**AIM OF THE TASK**
Go through the material below and copy all lines with "placeholder".

**MATERIAL FOR THIS TASK**
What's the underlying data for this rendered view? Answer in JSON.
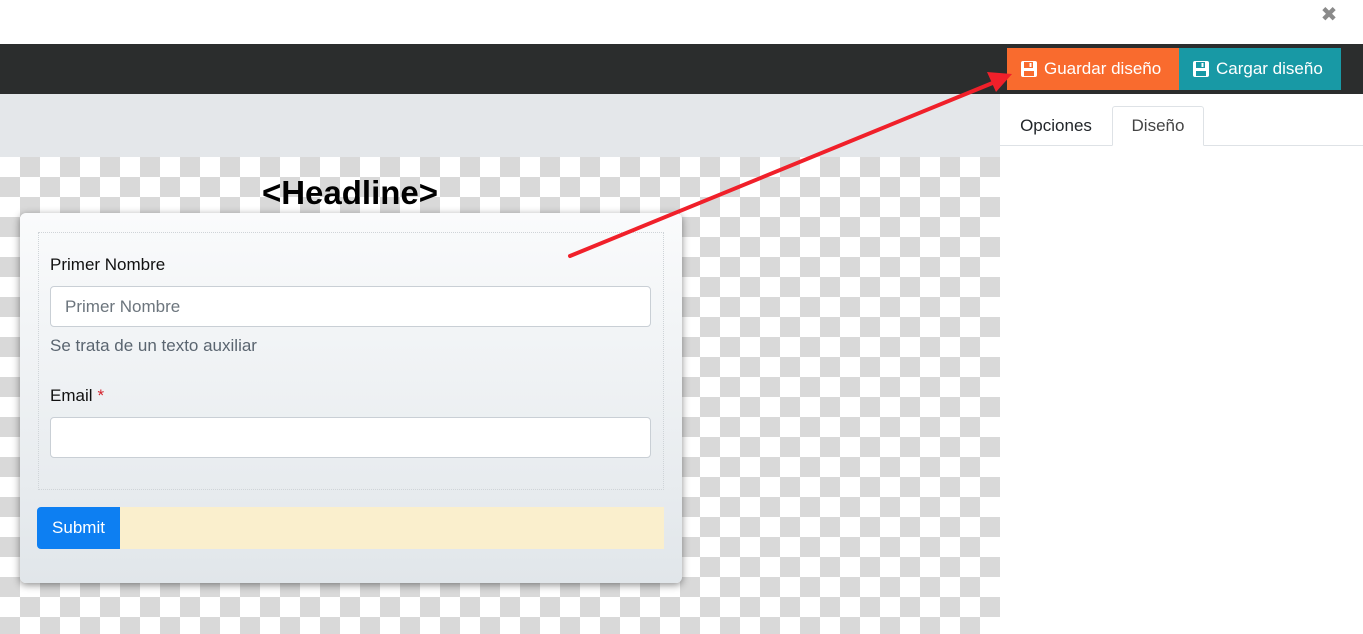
{
  "window": {
    "close_glyph": "✖"
  },
  "toolbar": {
    "save_label": "Guardar diseño",
    "load_label": "Cargar diseño",
    "save_icon": "save-icon",
    "load_icon": "save-icon",
    "save_color": "#f96b2e",
    "load_color": "#1899a5"
  },
  "side_panel": {
    "tabs": [
      {
        "label": "Opciones",
        "active": false
      },
      {
        "label": "Diseño",
        "active": true
      }
    ]
  },
  "form_preview": {
    "headline": "<Headline>",
    "fields": [
      {
        "label": "Primer Nombre",
        "placeholder": "Primer Nombre",
        "help": "Se trata de un texto auxiliar",
        "required": false
      },
      {
        "label": "Email",
        "placeholder": "",
        "required": true,
        "required_mark": "*"
      }
    ],
    "submit_label": "Submit"
  },
  "annotation": {
    "color": "#f0202a",
    "icon": "red-arrow"
  }
}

**TASK ANSWER**
        "placeholder": "Primer Nombre",
        "placeholder": "",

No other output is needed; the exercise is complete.